====== Excerpted records ======

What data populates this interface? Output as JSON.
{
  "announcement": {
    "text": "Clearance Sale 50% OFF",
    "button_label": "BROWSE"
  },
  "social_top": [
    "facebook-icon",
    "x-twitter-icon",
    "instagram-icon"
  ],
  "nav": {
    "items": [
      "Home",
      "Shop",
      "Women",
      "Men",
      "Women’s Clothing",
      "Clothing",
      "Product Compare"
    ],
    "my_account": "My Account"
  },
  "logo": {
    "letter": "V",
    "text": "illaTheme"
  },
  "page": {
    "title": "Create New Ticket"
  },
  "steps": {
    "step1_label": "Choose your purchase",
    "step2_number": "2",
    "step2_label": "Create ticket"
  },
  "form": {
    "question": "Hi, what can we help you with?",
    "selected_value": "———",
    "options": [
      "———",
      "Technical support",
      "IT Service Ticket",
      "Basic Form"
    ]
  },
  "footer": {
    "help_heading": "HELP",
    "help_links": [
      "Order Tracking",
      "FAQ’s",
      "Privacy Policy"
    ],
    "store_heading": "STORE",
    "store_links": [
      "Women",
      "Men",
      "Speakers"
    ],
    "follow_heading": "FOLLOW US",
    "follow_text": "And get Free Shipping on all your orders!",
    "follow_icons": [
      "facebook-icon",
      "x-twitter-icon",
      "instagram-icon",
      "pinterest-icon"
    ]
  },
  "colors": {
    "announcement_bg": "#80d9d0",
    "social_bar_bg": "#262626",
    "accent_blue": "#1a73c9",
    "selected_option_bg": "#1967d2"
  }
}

======

■ What is required ■
Go through the material above and copy each line that has the word "your".

■ Full response ■
    "step1_label": "Choose your purchase",
    "follow_text": "And get Free Shipping on all your orders!",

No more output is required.